## begin Given information

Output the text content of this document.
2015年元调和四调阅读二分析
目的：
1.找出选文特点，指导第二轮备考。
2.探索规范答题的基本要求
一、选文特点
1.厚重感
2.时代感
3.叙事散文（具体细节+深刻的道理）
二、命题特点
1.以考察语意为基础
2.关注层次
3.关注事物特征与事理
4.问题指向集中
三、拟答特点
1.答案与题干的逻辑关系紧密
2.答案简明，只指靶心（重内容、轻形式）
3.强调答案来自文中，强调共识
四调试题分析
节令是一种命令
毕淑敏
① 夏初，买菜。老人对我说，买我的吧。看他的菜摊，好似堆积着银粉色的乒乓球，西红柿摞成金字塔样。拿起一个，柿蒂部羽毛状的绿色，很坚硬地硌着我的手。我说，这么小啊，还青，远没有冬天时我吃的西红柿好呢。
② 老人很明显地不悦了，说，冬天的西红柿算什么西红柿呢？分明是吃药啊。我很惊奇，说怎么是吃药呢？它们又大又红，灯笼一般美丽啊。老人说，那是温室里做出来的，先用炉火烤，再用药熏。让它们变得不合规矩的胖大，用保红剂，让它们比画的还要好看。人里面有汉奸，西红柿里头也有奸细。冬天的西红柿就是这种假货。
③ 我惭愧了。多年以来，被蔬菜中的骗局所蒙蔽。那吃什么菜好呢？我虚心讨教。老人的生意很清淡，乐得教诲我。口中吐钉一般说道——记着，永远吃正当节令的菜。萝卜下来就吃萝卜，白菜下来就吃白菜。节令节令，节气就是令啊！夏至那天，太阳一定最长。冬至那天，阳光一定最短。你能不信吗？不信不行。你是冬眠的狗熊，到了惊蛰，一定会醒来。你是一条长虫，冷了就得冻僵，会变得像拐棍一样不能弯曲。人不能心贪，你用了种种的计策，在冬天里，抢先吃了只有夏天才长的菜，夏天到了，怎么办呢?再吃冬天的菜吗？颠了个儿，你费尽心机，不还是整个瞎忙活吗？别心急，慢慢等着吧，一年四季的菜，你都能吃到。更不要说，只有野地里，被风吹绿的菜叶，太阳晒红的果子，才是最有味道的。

## end Given information

Work instructions
Retype every record above exactly as it appears.

Response for this exercise
Output the text content of this document.
2015年元调和四调阅读二分析
目的：
1.找出选文特点，指导第二轮备考。
2.探索规范答题的基本要求
一、选文特点
1.厚重感
2.时代感
3.叙事散文（具体细节+深刻的道理）
二、命题特点
1.以考察语意为基础
2.关注层次
3.关注事物特征与事理
4.问题指向集中
三、拟答特点
1.答案与题干的逻辑关系紧密
2.答案简明，只指靶心（重内容、轻形式）
3.强调答案来自文中，强调共识
四调试题分析
节令是一种命令
毕淑敏
① 夏初，买菜。老人对我说，买我的吧。看他的菜摊，好似堆积着银粉色的乒乓球，西红柿摞成金字塔样。拿起一个，柿蒂部羽毛状的绿色，很坚硬地硌着我的手。我说，这么小啊，还青，远没有冬天时我吃的西红柿好呢。
② 老人很明显地不悦了，说，冬天的西红柿算什么西红柿呢？分明是吃药啊。我很惊奇，说怎么是吃药呢？它们又大又红，灯笼一般美丽啊。老人说，那是温室里做出来的，先用炉火烤，再用药熏。让它们变得不合规矩的胖大，用保红剂，让它们比画的还要好看。人里面有汉奸，西红柿里头也有奸细。冬天的西红柿就是这种假货。
③ 我惭愧了。多年以来，被蔬菜中的骗局所蒙蔽。那吃什么菜好呢？我虚心讨教。老人的生意很清淡，乐得教诲我。口中吐钉一般说道——记着，永远吃正当节令的菜。萝卜下来就吃萝卜，白菜下来就吃白菜。节令节令，节气就是令啊！夏至那天，太阳一定最长。冬至那天，阳光一定最短。你能不信吗？不信不行。你是冬眠的狗熊，到了惊蛰，一定会醒来。你是一条长虫，冷了就得冻僵，会变得像拐棍一样不能弯曲。人不能心贪，你用了种种的计策，在冬天里，抢先吃了只有夏天才长的菜，夏天到了，怎么办呢?再吃冬天的菜吗？颠了个儿，你费尽心机，不还是整个瞎忙活吗？别心急，慢慢等着吧，一年四季的菜，你都能吃到。更不要说，只有野地里，被风吹绿的菜叶，太阳晒红的果子，才是最有味道的。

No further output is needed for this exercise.